- [Written instruction]:
Output every line of the material exactly, omitting images.

[Figure dataset records]
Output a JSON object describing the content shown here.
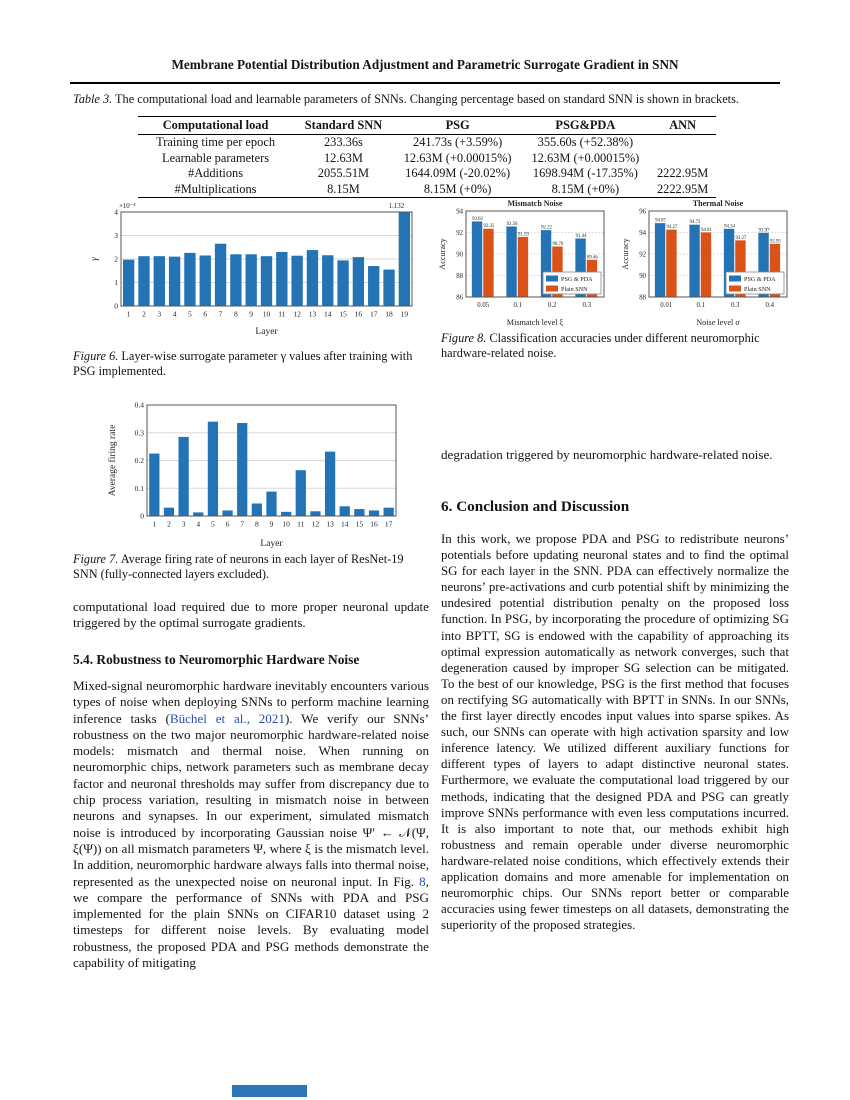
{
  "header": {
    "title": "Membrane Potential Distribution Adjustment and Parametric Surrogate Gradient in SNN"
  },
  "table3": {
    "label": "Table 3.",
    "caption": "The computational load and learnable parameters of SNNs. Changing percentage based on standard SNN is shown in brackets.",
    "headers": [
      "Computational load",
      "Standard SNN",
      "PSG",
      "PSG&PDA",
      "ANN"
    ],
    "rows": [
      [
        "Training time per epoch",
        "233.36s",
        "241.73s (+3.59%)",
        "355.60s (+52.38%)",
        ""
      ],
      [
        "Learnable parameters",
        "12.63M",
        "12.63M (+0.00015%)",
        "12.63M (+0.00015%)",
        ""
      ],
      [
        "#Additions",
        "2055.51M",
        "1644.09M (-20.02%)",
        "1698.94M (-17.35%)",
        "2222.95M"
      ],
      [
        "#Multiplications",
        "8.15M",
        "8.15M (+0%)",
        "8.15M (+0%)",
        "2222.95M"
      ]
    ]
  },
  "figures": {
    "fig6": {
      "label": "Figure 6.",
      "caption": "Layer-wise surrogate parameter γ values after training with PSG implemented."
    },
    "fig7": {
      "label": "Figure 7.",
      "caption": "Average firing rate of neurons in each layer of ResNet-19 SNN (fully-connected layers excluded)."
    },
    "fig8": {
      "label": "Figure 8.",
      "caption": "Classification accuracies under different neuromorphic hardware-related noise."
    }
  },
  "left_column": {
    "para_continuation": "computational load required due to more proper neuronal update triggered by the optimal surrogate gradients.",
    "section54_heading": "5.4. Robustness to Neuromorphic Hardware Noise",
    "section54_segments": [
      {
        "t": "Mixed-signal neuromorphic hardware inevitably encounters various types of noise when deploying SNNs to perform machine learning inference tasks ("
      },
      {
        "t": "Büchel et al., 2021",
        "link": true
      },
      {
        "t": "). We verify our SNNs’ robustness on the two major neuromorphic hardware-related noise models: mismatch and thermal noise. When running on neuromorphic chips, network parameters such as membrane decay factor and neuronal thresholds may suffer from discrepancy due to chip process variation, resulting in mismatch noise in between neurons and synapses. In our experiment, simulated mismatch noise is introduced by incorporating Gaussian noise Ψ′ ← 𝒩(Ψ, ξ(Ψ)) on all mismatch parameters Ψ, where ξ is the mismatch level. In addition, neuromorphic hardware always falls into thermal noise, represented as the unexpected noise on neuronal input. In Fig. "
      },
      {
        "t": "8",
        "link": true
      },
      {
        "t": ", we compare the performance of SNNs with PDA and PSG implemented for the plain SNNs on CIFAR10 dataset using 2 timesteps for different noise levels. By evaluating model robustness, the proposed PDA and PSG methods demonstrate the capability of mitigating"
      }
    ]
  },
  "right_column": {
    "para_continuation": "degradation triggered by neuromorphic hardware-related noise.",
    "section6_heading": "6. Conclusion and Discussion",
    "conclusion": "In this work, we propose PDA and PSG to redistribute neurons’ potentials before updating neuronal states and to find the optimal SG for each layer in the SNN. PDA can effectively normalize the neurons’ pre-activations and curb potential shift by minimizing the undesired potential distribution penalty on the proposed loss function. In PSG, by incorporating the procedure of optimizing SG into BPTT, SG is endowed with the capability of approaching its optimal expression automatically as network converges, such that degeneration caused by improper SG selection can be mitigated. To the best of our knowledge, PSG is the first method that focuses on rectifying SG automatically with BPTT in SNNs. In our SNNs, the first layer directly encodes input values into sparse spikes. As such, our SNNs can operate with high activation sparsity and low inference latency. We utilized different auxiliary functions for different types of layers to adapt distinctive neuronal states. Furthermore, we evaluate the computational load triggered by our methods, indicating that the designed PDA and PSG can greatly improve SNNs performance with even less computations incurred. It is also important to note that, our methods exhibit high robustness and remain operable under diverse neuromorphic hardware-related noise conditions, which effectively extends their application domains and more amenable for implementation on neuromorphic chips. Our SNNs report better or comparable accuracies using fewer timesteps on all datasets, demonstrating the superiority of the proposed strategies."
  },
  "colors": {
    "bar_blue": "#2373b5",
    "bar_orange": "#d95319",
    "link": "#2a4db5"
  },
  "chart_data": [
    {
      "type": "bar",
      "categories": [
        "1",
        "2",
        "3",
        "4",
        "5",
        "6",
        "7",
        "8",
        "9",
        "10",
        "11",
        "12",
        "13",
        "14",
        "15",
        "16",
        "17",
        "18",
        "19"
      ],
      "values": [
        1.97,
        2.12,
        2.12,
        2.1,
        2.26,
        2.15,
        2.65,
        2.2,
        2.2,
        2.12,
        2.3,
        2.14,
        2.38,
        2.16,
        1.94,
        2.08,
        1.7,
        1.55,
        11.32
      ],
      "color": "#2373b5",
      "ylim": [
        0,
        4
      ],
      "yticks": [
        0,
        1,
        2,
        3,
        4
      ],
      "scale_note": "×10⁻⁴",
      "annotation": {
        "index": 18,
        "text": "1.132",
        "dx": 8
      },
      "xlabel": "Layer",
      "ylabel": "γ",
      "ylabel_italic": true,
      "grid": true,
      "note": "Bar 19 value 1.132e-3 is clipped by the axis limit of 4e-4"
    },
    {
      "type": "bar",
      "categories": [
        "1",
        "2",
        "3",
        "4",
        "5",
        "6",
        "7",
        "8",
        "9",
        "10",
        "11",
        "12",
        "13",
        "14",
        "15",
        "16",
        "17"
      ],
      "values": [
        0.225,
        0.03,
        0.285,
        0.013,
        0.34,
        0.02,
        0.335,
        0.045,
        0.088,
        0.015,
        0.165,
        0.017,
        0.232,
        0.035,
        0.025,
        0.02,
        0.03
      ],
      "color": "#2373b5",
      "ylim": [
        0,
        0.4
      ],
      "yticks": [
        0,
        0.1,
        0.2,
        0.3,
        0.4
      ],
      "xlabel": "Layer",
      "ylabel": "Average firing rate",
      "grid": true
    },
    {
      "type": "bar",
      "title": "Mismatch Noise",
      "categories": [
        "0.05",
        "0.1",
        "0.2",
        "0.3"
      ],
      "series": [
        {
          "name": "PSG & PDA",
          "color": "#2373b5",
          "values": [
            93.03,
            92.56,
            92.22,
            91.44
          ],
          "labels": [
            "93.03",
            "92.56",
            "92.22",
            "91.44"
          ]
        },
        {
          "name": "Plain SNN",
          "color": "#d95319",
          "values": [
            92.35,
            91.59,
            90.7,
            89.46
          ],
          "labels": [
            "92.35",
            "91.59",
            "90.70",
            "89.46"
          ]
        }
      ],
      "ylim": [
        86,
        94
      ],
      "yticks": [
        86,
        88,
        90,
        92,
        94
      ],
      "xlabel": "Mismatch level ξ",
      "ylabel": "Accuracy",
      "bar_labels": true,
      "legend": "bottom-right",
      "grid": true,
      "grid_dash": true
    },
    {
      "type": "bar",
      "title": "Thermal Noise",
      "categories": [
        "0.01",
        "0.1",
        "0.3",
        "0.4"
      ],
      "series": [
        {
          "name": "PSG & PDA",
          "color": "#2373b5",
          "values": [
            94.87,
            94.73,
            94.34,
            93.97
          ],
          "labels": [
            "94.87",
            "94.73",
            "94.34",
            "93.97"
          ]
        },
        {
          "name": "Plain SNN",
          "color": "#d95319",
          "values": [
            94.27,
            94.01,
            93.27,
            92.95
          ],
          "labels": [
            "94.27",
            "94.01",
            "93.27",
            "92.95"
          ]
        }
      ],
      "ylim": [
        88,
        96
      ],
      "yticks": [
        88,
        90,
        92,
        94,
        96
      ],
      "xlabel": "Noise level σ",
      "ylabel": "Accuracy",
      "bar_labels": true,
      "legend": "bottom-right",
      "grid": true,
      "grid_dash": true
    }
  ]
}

- [Answer to the task]:
Output a JSON object describing the content shown here.
{
  "header": {
    "title": "Membrane Potential Distribution Adjustment and Parametric Surrogate Gradient in SNN"
  },
  "table3": {
    "label": "Table 3.",
    "caption": "The computational load and learnable parameters of SNNs. Changing percentage based on standard SNN is shown in brackets.",
    "headers": [
      "Computational load",
      "Standard SNN",
      "PSG",
      "PSG&PDA",
      "ANN"
    ],
    "rows": [
      [
        "Training time per epoch",
        "233.36s",
        "241.73s (+3.59%)",
        "355.60s (+52.38%)",
        ""
      ],
      [
        "Learnable parameters",
        "12.63M",
        "12.63M (+0.00015%)",
        "12.63M (+0.00015%)",
        ""
      ],
      [
        "#Additions",
        "2055.51M",
        "1644.09M (-20.02%)",
        "1698.94M (-17.35%)",
        "2222.95M"
      ],
      [
        "#Multiplications",
        "8.15M",
        "8.15M (+0%)",
        "8.15M (+0%)",
        "2222.95M"
      ]
    ]
  },
  "figures": {
    "fig6": {
      "label": "Figure 6.",
      "caption": "Layer-wise surrogate parameter γ values after training with PSG implemented."
    },
    "fig7": {
      "label": "Figure 7.",
      "caption": "Average firing rate of neurons in each layer of ResNet-19 SNN (fully-connected layers excluded)."
    },
    "fig8": {
      "label": "Figure 8.",
      "caption": "Classification accuracies under different neuromorphic hardware-related noise."
    }
  },
  "left_column": {
    "para_continuation": "computational load required due to more proper neuronal update triggered by the optimal surrogate gradients.",
    "section54_heading": "5.4. Robustness to Neuromorphic Hardware Noise",
    "section54_segments": [
      {
        "t": "Mixed-signal neuromorphic hardware inevitably encounters various types of noise when deploying SNNs to perform machine learning inference tasks ("
      },
      {
        "t": "Büchel et al., 2021",
        "link": true
      },
      {
        "t": "). We verify our SNNs’ robustness on the two major neuromorphic hardware-related noise models: mismatch and thermal noise. When running on neuromorphic chips, network parameters such as membrane decay factor and neuronal thresholds may suffer from discrepancy due to chip process variation, resulting in mismatch noise in between neurons and synapses. In our experiment, simulated mismatch noise is introduced by incorporating Gaussian noise Ψ′ ← 𝒩(Ψ, ξ(Ψ)) on all mismatch parameters Ψ, where ξ is the mismatch level. In addition, neuromorphic hardware always falls into thermal noise, represented as the unexpected noise on neuronal input. In Fig. "
      },
      {
        "t": "8",
        "link": true
      },
      {
        "t": ", we compare the performance of SNNs with PDA and PSG implemented for the plain SNNs on CIFAR10 dataset using 2 timesteps for different noise levels. By evaluating model robustness, the proposed PDA and PSG methods demonstrate the capability of mitigating"
      }
    ]
  },
  "right_column": {
    "para_continuation": "degradation triggered by neuromorphic hardware-related noise.",
    "section6_heading": "6. Conclusion and Discussion",
    "conclusion": "In this work, we propose PDA and PSG to redistribute neurons’ potentials before updating neuronal states and to find the optimal SG for each layer in the SNN. PDA can effectively normalize the neurons’ pre-activations and curb potential shift by minimizing the undesired potential distribution penalty on the proposed loss function. In PSG, by incorporating the procedure of optimizing SG into BPTT, SG is endowed with the capability of approaching its optimal expression automatically as network converges, such that degeneration caused by improper SG selection can be mitigated. To the best of our knowledge, PSG is the first method that focuses on rectifying SG automatically with BPTT in SNNs. In our SNNs, the first layer directly encodes input values into sparse spikes. As such, our SNNs can operate with high activation sparsity and low inference latency. We utilized different auxiliary functions for different types of layers to adapt distinctive neuronal states. Furthermore, we evaluate the computational load triggered by our methods, indicating that the designed PDA and PSG can greatly improve SNNs performance with even less computations incurred. It is also important to note that, our methods exhibit high robustness and remain operable under diverse neuromorphic hardware-related noise conditions, which effectively extends their application domains and more amenable for implementation on neuromorphic chips. Our SNNs report better or comparable accuracies using fewer timesteps on all datasets, demonstrating the superiority of the proposed strategies."
  },
  "colors": {
    "bar_blue": "#2373b5",
    "bar_orange": "#d95319",
    "link": "#2a4db5"
  },
  "chart_data": [
    {
      "type": "bar",
      "categories": [
        "1",
        "2",
        "3",
        "4",
        "5",
        "6",
        "7",
        "8",
        "9",
        "10",
        "11",
        "12",
        "13",
        "14",
        "15",
        "16",
        "17",
        "18",
        "19"
      ],
      "values": [
        1.97,
        2.12,
        2.12,
        2.1,
        2.26,
        2.15,
        2.65,
        2.2,
        2.2,
        2.12,
        2.3,
        2.14,
        2.38,
        2.16,
        1.94,
        2.08,
        1.7,
        1.55,
        11.32
      ],
      "color": "#2373b5",
      "ylim": [
        0,
        4
      ],
      "yticks": [
        0,
        1,
        2,
        3,
        4
      ],
      "scale_note": "×10⁻⁴",
      "annotation": {
        "index": 18,
        "text": "1.132",
        "dx": 8
      },
      "xlabel": "Layer",
      "ylabel": "γ",
      "ylabel_italic": true,
      "grid": true,
      "note": "Bar 19 value 1.132e-3 is clipped by the axis limit of 4e-4"
    },
    {
      "type": "bar",
      "categories": [
        "1",
        "2",
        "3",
        "4",
        "5",
        "6",
        "7",
        "8",
        "9",
        "10",
        "11",
        "12",
        "13",
        "14",
        "15",
        "16",
        "17"
      ],
      "values": [
        0.225,
        0.03,
        0.285,
        0.013,
        0.34,
        0.02,
        0.335,
        0.045,
        0.088,
        0.015,
        0.165,
        0.017,
        0.232,
        0.035,
        0.025,
        0.02,
        0.03
      ],
      "color": "#2373b5",
      "ylim": [
        0,
        0.4
      ],
      "yticks": [
        0,
        0.1,
        0.2,
        0.3,
        0.4
      ],
      "xlabel": "Layer",
      "ylabel": "Average firing rate",
      "grid": true
    },
    {
      "type": "bar",
      "title": "Mismatch Noise",
      "categories": [
        "0.05",
        "0.1",
        "0.2",
        "0.3"
      ],
      "series": [
        {
          "name": "PSG & PDA",
          "color": "#2373b5",
          "values": [
            93.03,
            92.56,
            92.22,
            91.44
          ],
          "labels": [
            "93.03",
            "92.56",
            "92.22",
            "91.44"
          ]
        },
        {
          "name": "Plain SNN",
          "color": "#d95319",
          "values": [
            92.35,
            91.59,
            90.7,
            89.46
          ],
          "labels": [
            "92.35",
            "91.59",
            "90.70",
            "89.46"
          ]
        }
      ],
      "ylim": [
        86,
        94
      ],
      "yticks": [
        86,
        88,
        90,
        92,
        94
      ],
      "xlabel": "Mismatch level ξ",
      "ylabel": "Accuracy",
      "bar_labels": true,
      "legend": "bottom-right",
      "grid": true,
      "grid_dash": true
    },
    {
      "type": "bar",
      "title": "Thermal Noise",
      "categories": [
        "0.01",
        "0.1",
        "0.3",
        "0.4"
      ],
      "series": [
        {
          "name": "PSG & PDA",
          "color": "#2373b5",
          "values": [
            94.87,
            94.73,
            94.34,
            93.97
          ],
          "labels": [
            "94.87",
            "94.73",
            "94.34",
            "93.97"
          ]
        },
        {
          "name": "Plain SNN",
          "color": "#d95319",
          "values": [
            94.27,
            94.01,
            93.27,
            92.95
          ],
          "labels": [
            "94.27",
            "94.01",
            "93.27",
            "92.95"
          ]
        }
      ],
      "ylim": [
        88,
        96
      ],
      "yticks": [
        88,
        90,
        92,
        94,
        96
      ],
      "xlabel": "Noise level σ",
      "ylabel": "Accuracy",
      "bar_labels": true,
      "legend": "bottom-right",
      "grid": true,
      "grid_dash": true
    }
  ]
}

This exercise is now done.